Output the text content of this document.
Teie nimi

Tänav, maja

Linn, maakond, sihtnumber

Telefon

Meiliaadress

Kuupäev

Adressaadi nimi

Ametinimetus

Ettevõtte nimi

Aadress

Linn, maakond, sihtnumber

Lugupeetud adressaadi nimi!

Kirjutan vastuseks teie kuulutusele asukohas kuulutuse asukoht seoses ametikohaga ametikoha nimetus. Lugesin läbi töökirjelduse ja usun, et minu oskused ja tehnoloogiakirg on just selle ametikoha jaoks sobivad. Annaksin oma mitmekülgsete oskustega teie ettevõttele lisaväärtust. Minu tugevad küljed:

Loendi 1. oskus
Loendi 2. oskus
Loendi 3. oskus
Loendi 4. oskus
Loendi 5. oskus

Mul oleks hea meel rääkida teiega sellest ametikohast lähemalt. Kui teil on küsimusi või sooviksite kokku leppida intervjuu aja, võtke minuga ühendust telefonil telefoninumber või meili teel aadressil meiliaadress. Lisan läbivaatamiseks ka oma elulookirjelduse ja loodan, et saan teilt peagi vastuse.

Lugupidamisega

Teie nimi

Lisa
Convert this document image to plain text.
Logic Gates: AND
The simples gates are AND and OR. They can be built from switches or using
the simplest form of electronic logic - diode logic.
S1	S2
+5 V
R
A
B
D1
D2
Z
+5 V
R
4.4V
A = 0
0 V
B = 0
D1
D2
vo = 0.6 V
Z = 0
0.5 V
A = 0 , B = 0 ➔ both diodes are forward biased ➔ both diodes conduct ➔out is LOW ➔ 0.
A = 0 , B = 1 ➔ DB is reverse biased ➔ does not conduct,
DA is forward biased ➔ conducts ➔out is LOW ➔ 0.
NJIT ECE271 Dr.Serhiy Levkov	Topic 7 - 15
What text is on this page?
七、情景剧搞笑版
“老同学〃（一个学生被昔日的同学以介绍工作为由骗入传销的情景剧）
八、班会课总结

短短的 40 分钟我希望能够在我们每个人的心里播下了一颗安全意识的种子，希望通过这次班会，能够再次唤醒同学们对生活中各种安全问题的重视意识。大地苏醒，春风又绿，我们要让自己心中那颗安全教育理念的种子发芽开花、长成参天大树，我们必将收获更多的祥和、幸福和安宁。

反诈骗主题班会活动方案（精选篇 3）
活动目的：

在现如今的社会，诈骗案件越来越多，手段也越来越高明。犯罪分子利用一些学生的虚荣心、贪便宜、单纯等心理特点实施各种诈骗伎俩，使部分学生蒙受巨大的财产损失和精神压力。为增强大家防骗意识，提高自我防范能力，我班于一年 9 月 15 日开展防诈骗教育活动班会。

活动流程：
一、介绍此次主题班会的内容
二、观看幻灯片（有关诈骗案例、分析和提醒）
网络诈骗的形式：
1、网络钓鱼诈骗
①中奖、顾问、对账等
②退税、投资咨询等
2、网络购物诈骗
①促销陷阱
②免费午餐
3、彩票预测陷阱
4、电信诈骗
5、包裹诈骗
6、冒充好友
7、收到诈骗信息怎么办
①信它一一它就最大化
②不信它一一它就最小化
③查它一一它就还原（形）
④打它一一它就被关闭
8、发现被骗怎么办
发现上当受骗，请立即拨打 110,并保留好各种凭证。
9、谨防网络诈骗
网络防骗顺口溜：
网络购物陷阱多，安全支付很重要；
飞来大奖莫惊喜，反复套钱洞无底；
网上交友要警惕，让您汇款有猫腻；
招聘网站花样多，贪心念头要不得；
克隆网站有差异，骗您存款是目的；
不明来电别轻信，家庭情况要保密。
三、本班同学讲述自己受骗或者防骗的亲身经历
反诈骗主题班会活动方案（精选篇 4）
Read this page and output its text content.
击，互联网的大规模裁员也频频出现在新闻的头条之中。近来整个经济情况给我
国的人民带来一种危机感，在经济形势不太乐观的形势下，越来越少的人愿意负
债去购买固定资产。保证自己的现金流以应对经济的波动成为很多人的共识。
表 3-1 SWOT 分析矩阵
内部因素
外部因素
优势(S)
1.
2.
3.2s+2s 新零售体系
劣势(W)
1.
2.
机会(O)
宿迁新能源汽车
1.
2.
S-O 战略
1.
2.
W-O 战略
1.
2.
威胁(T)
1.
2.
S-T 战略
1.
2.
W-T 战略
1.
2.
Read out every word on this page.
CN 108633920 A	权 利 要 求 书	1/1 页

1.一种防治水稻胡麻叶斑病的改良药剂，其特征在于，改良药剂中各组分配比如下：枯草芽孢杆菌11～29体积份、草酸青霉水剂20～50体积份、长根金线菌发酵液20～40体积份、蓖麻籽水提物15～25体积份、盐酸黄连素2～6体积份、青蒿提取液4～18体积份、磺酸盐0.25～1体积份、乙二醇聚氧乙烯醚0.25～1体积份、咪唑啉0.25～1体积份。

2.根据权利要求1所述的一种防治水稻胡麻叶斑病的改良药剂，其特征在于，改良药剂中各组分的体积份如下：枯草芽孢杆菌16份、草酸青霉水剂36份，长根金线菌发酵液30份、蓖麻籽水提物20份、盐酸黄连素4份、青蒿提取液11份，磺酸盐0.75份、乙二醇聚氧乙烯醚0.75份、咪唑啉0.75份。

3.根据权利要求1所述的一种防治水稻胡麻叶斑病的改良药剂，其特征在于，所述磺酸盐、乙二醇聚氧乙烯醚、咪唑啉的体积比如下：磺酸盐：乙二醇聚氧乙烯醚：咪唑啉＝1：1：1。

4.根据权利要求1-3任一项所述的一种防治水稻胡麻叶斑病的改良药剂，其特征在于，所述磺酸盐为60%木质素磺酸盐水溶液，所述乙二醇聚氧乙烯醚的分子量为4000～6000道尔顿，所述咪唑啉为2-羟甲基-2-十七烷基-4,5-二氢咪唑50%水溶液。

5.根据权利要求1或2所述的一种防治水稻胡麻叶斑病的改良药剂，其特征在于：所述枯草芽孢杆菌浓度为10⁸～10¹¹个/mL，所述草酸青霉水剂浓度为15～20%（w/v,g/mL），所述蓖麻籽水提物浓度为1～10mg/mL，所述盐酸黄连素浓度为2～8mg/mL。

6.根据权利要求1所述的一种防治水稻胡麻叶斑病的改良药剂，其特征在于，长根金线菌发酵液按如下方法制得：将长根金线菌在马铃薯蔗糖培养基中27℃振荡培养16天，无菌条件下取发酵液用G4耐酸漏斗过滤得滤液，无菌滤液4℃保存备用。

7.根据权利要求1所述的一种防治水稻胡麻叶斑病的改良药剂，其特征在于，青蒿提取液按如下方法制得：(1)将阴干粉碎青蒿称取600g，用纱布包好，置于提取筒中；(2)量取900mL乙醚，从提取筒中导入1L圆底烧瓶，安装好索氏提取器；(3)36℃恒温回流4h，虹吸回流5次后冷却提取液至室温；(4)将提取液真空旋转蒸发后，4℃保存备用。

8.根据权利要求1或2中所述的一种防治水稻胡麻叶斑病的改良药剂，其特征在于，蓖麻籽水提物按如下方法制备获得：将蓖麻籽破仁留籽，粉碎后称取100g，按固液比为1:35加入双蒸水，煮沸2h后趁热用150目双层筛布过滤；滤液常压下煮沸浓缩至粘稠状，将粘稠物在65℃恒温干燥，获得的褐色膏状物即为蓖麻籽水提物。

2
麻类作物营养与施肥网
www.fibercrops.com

• • • •

PROBLEM DETAILS — Please restate the records in full, word for word.

RESULT BELOW —
Output the text content of this document.
Teie nimi

Tänav, maja

Linn, maakond, sihtnumber

Telefon

Meiliaadress

Kuupäev

Adressaadi nimi

Ametinimetus

Ettevõtte nimi

Aadress

Linn, maakond, sihtnumber

Lugupeetud adressaadi nimi!

Kirjutan vastuseks teie kuulutusele asukohas kuulutuse asukoht seoses ametikohaga ametikoha nimetus. Lugesin läbi töökirjelduse ja usun, et minu oskused ja tehnoloogiakirg on just selle ametikoha jaoks sobivad. Annaksin oma mitmekülgsete oskustega teie ettevõttele lisaväärtust. Minu tugevad küljed:

Loendi 1. oskus
Loendi 2. oskus
Loendi 3. oskus
Loendi 4. oskus
Loendi 5. oskus

Mul oleks hea meel rääkida teiega sellest ametikohast lähemalt. Kui teil on küsimusi või sooviksite kokku leppida intervjuu aja, võtke minuga ühendust telefonil telefoninumber või meili teel aadressil meiliaadress. Lisan läbivaatamiseks ka oma elulookirjelduse ja loodan, et saan teilt peagi vastuse.

Lugupidamisega

Teie nimi

Lisa
Convert this document image to plain text.
Logic Gates: AND
The simples gates are AND and OR. They can be built from switches or using
the simplest form of electronic logic - diode logic.
S1	S2
+5 V
R
A
B
D1
D2
Z
+5 V
R
4.4V
A = 0
0 V
B = 0
D1
D2
vo = 0.6 V
Z = 0
0.5 V
A = 0 , B = 0 ➔ both diodes are forward biased ➔ both diodes conduct ➔out is LOW ➔ 0.
A = 0 , B = 1 ➔ DB is reverse biased ➔ does not conduct,
DA is forward biased ➔ conducts ➔out is LOW ➔ 0.
NJIT ECE271 Dr.Serhiy Levkov	Topic 7 - 15
What text is on this page?
七、情景剧搞笑版
“老同学〃（一个学生被昔日的同学以介绍工作为由骗入传销的情景剧）
八、班会课总结

短短的 40 分钟我希望能够在我们每个人的心里播下了一颗安全意识的种子，希望通过这次班会，能够再次唤醒同学们对生活中各种安全问题的重视意识。大地苏醒，春风又绿，我们要让自己心中那颗安全教育理念的种子发芽开花、长成参天大树，我们必将收获更多的祥和、幸福和安宁。

反诈骗主题班会活动方案（精选篇 3）
活动目的：

在现如今的社会，诈骗案件越来越多，手段也越来越高明。犯罪分子利用一些学生的虚荣心、贪便宜、单纯等心理特点实施各种诈骗伎俩，使部分学生蒙受巨大的财产损失和精神压力。为增强大家防骗意识，提高自我防范能力，我班于一年 9 月 15 日开展防诈骗教育活动班会。

活动流程：
一、介绍此次主题班会的内容
二、观看幻灯片（有关诈骗案例、分析和提醒）
网络诈骗的形式：
1、网络钓鱼诈骗
①中奖、顾问、对账等
②退税、投资咨询等
2、网络购物诈骗
①促销陷阱
②免费午餐
3、彩票预测陷阱
4、电信诈骗
5、包裹诈骗
6、冒充好友
7、收到诈骗信息怎么办
①信它一一它就最大化
②不信它一一它就最小化
③查它一一它就还原（形）
④打它一一它就被关闭
8、发现被骗怎么办
发现上当受骗，请立即拨打 110,并保留好各种凭证。
9、谨防网络诈骗
网络防骗顺口溜：
网络购物陷阱多，安全支付很重要；
飞来大奖莫惊喜，反复套钱洞无底；
网上交友要警惕，让您汇款有猫腻；
招聘网站花样多，贪心念头要不得；
克隆网站有差异，骗您存款是目的；
不明来电别轻信，家庭情况要保密。
三、本班同学讲述自己受骗或者防骗的亲身经历
反诈骗主题班会活动方案（精选篇 4）
Read this page and output its text content.
击，互联网的大规模裁员也频频出现在新闻的头条之中。近来整个经济情况给我
国的人民带来一种危机感，在经济形势不太乐观的形势下，越来越少的人愿意负
债去购买固定资产。保证自己的现金流以应对经济的波动成为很多人的共识。
表 3-1 SWOT 分析矩阵
内部因素
外部因素
优势(S)
1.
2.
3.2s+2s 新零售体系
劣势(W)
1.
2.
机会(O)
宿迁新能源汽车
1.
2.
S-O 战略
1.
2.
W-O 战略
1.
2.
威胁(T)
1.
2.
S-T 战略
1.
2.
W-T 战略
1.
2.
Read out every word on this page.
CN 108633920 A	权 利 要 求 书	1/1 页

1.一种防治水稻胡麻叶斑病的改良药剂，其特征在于，改良药剂中各组分配比如下：枯草芽孢杆菌11～29体积份、草酸青霉水剂20～50体积份、长根金线菌发酵液20～40体积份、蓖麻籽水提物15～25体积份、盐酸黄连素2～6体积份、青蒿提取液4～18体积份、磺酸盐0.25～1体积份、乙二醇聚氧乙烯醚0.25～1体积份、咪唑啉0.25～1体积份。

2.根据权利要求1所述的一种防治水稻胡麻叶斑病的改良药剂，其特征在于，改良药剂中各组分的体积份如下：枯草芽孢杆菌16份、草酸青霉水剂36份，长根金线菌发酵液30份、蓖麻籽水提物20份、盐酸黄连素4份、青蒿提取液11份，磺酸盐0.75份、乙二醇聚氧乙烯醚0.75份、咪唑啉0.75份。

3.根据权利要求1所述的一种防治水稻胡麻叶斑病的改良药剂，其特征在于，所述磺酸盐、乙二醇聚氧乙烯醚、咪唑啉的体积比如下：磺酸盐：乙二醇聚氧乙烯醚：咪唑啉＝1：1：1。

4.根据权利要求1-3任一项所述的一种防治水稻胡麻叶斑病的改良药剂，其特征在于，所述磺酸盐为60%木质素磺酸盐水溶液，所述乙二醇聚氧乙烯醚的分子量为4000～6000道尔顿，所述咪唑啉为2-羟甲基-2-十七烷基-4,5-二氢咪唑50%水溶液。

5.根据权利要求1或2所述的一种防治水稻胡麻叶斑病的改良药剂，其特征在于：所述枯草芽孢杆菌浓度为10⁸～10¹¹个/mL，所述草酸青霉水剂浓度为15～20%（w/v,g/mL），所述蓖麻籽水提物浓度为1～10mg/mL，所述盐酸黄连素浓度为2～8mg/mL。

6.根据权利要求1所述的一种防治水稻胡麻叶斑病的改良药剂，其特征在于，长根金线菌发酵液按如下方法制得：将长根金线菌在马铃薯蔗糖培养基中27℃振荡培养16天，无菌条件下取发酵液用G4耐酸漏斗过滤得滤液，无菌滤液4℃保存备用。

7.根据权利要求1所述的一种防治水稻胡麻叶斑病的改良药剂，其特征在于，青蒿提取液按如下方法制得：(1)将阴干粉碎青蒿称取600g，用纱布包好，置于提取筒中；(2)量取900mL乙醚，从提取筒中导入1L圆底烧瓶，安装好索氏提取器；(3)36℃恒温回流4h，虹吸回流5次后冷却提取液至室温；(4)将提取液真空旋转蒸发后，4℃保存备用。

8.根据权利要求1或2中所述的一种防治水稻胡麻叶斑病的改良药剂，其特征在于，蓖麻籽水提物按如下方法制备获得：将蓖麻籽破仁留籽，粉碎后称取100g，按固液比为1:35加入双蒸水，煮沸2h后趁热用150目双层筛布过滤；滤液常压下煮沸浓缩至粘稠状，将粘稠物在65℃恒温干燥，获得的褐色膏状物即为蓖麻籽水提物。

2
麻类作物营养与施肥网
www.fibercrops.com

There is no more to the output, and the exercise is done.